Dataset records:
_ _ _

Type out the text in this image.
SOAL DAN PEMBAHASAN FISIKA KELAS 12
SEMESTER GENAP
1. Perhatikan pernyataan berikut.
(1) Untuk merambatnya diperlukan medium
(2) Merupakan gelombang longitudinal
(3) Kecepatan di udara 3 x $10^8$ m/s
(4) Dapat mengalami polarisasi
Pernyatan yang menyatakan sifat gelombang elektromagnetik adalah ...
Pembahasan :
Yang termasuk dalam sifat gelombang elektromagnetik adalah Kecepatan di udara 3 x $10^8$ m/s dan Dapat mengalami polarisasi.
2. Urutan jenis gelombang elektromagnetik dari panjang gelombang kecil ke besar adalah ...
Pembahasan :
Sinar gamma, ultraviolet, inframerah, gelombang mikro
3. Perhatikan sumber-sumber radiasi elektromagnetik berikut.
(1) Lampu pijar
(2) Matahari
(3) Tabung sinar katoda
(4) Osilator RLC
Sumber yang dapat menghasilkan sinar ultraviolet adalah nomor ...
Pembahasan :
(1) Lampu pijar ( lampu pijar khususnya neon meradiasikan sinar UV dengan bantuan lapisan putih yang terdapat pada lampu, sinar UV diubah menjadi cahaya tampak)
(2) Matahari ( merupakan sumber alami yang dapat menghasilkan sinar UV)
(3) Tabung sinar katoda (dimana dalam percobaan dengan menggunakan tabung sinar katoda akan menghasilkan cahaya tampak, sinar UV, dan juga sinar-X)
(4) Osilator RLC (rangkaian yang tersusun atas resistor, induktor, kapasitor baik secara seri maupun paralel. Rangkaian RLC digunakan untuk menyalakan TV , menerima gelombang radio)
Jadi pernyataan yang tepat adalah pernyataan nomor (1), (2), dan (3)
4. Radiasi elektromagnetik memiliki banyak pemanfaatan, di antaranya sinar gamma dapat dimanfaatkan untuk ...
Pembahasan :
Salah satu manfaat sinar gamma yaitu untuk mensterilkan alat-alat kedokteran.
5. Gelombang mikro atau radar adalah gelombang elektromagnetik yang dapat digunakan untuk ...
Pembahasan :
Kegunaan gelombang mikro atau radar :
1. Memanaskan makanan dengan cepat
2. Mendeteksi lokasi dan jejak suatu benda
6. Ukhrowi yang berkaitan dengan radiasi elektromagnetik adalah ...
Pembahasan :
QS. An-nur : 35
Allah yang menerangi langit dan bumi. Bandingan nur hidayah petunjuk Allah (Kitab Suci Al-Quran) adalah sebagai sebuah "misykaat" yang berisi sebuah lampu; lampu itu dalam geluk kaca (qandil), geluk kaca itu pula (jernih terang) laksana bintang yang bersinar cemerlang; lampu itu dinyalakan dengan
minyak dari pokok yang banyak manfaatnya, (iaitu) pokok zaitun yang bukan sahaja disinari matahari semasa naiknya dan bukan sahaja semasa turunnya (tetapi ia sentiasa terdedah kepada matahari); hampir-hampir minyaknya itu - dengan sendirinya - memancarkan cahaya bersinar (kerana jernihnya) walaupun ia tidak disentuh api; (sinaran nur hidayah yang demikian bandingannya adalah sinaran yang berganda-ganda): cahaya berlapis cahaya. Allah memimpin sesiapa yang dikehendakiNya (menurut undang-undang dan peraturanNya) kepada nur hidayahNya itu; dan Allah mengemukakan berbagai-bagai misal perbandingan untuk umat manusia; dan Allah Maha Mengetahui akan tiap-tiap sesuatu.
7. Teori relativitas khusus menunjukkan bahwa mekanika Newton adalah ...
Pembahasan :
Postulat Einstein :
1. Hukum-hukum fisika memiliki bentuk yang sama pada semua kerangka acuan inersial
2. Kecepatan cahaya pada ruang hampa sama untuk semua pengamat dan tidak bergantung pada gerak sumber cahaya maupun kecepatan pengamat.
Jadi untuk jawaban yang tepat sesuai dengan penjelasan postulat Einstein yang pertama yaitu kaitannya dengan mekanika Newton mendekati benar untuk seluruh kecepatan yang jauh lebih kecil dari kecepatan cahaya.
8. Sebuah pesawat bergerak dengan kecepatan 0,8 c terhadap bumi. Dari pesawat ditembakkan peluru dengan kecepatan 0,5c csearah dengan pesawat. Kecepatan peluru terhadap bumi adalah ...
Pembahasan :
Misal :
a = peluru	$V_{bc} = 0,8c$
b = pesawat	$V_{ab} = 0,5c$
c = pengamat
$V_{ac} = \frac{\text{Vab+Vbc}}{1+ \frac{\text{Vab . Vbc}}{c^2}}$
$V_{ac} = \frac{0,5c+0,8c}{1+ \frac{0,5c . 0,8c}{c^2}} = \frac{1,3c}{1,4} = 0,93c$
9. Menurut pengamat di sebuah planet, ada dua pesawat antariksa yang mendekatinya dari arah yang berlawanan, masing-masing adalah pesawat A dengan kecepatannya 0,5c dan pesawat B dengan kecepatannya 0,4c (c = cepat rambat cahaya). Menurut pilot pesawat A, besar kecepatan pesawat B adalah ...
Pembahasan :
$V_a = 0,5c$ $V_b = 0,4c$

_ _ _

Directions for this task ::
Quote the entire listing above exactly.

Output of the exercise ::
Type out the text in this image.
SOAL DAN PEMBAHASAN FISIKA KELAS 12
SEMESTER GENAP
1. Perhatikan pernyataan berikut.
(1) Untuk merambatnya diperlukan medium
(2) Merupakan gelombang longitudinal
(3) Kecepatan di udara 3 x $10^8$ m/s
(4) Dapat mengalami polarisasi
Pernyatan yang menyatakan sifat gelombang elektromagnetik adalah ...
Pembahasan :
Yang termasuk dalam sifat gelombang elektromagnetik adalah Kecepatan di udara 3 x $10^8$ m/s dan Dapat mengalami polarisasi.
2. Urutan jenis gelombang elektromagnetik dari panjang gelombang kecil ke besar adalah ...
Pembahasan :
Sinar gamma, ultraviolet, inframerah, gelombang mikro
3. Perhatikan sumber-sumber radiasi elektromagnetik berikut.
(1) Lampu pijar
(2) Matahari
(3) Tabung sinar katoda
(4) Osilator RLC
Sumber yang dapat menghasilkan sinar ultraviolet adalah nomor ...
Pembahasan :
(1) Lampu pijar ( lampu pijar khususnya neon meradiasikan sinar UV dengan bantuan lapisan putih yang terdapat pada lampu, sinar UV diubah menjadi cahaya tampak)
(2) Matahari ( merupakan sumber alami yang dapat menghasilkan sinar UV)
(3) Tabung sinar katoda (dimana dalam percobaan dengan menggunakan tabung sinar katoda akan menghasilkan cahaya tampak, sinar UV, dan juga sinar-X)
(4) Osilator RLC (rangkaian yang tersusun atas resistor, induktor, kapasitor baik secara seri maupun paralel. Rangkaian RLC digunakan untuk menyalakan TV , menerima gelombang radio)
Jadi pernyataan yang tepat adalah pernyataan nomor (1), (2), dan (3)
4. Radiasi elektromagnetik memiliki banyak pemanfaatan, di antaranya sinar gamma dapat dimanfaatkan untuk ...
Pembahasan :
Salah satu manfaat sinar gamma yaitu untuk mensterilkan alat-alat kedokteran.
5. Gelombang mikro atau radar adalah gelombang elektromagnetik yang dapat digunakan untuk ...
Pembahasan :
Kegunaan gelombang mikro atau radar :
1. Memanaskan makanan dengan cepat
2. Mendeteksi lokasi dan jejak suatu benda
6. Ukhrowi yang berkaitan dengan radiasi elektromagnetik adalah ...
Pembahasan :
QS. An-nur : 35
Allah yang menerangi langit dan bumi. Bandingan nur hidayah petunjuk Allah (Kitab Suci Al-Quran) adalah sebagai sebuah "misykaat" yang berisi sebuah lampu; lampu itu dalam geluk kaca (qandil), geluk kaca itu pula (jernih terang) laksana bintang yang bersinar cemerlang; lampu itu dinyalakan dengan
minyak dari pokok yang banyak manfaatnya, (iaitu) pokok zaitun yang bukan sahaja disinari matahari semasa naiknya dan bukan sahaja semasa turunnya (tetapi ia sentiasa terdedah kepada matahari); hampir-hampir minyaknya itu - dengan sendirinya - memancarkan cahaya bersinar (kerana jernihnya) walaupun ia tidak disentuh api; (sinaran nur hidayah yang demikian bandingannya adalah sinaran yang berganda-ganda): cahaya berlapis cahaya. Allah memimpin sesiapa yang dikehendakiNya (menurut undang-undang dan peraturanNya) kepada nur hidayahNya itu; dan Allah mengemukakan berbagai-bagai misal perbandingan untuk umat manusia; dan Allah Maha Mengetahui akan tiap-tiap sesuatu.
7. Teori relativitas khusus menunjukkan bahwa mekanika Newton adalah ...
Pembahasan :
Postulat Einstein :
1. Hukum-hukum fisika memiliki bentuk yang sama pada semua kerangka acuan inersial
2. Kecepatan cahaya pada ruang hampa sama untuk semua pengamat dan tidak bergantung pada gerak sumber cahaya maupun kecepatan pengamat.
Jadi untuk jawaban yang tepat sesuai dengan penjelasan postulat Einstein yang pertama yaitu kaitannya dengan mekanika Newton mendekati benar untuk seluruh kecepatan yang jauh lebih kecil dari kecepatan cahaya.
8. Sebuah pesawat bergerak dengan kecepatan 0,8 c terhadap bumi. Dari pesawat ditembakkan peluru dengan kecepatan 0,5c csearah dengan pesawat. Kecepatan peluru terhadap bumi adalah ...
Pembahasan :
Misal :
a = peluru	$V_{bc} = 0,8c$
b = pesawat	$V_{ab} = 0,5c$
c = pengamat
$V_{ac} = \frac{\text{Vab+Vbc}}{1+ \frac{\text{Vab . Vbc}}{c^2}}$
$V_{ac} = \frac{0,5c+0,8c}{1+ \frac{0,5c . 0,8c}{c^2}} = \frac{1,3c}{1,4} = 0,93c$
9. Menurut pengamat di sebuah planet, ada dua pesawat antariksa yang mendekatinya dari arah yang berlawanan, masing-masing adalah pesawat A dengan kecepatannya 0,5c dan pesawat B dengan kecepatannya 0,4c (c = cepat rambat cahaya). Menurut pilot pesawat A, besar kecepatan pesawat B adalah ...
Pembahasan :
$V_a = 0,5c$ $V_b = 0,4c$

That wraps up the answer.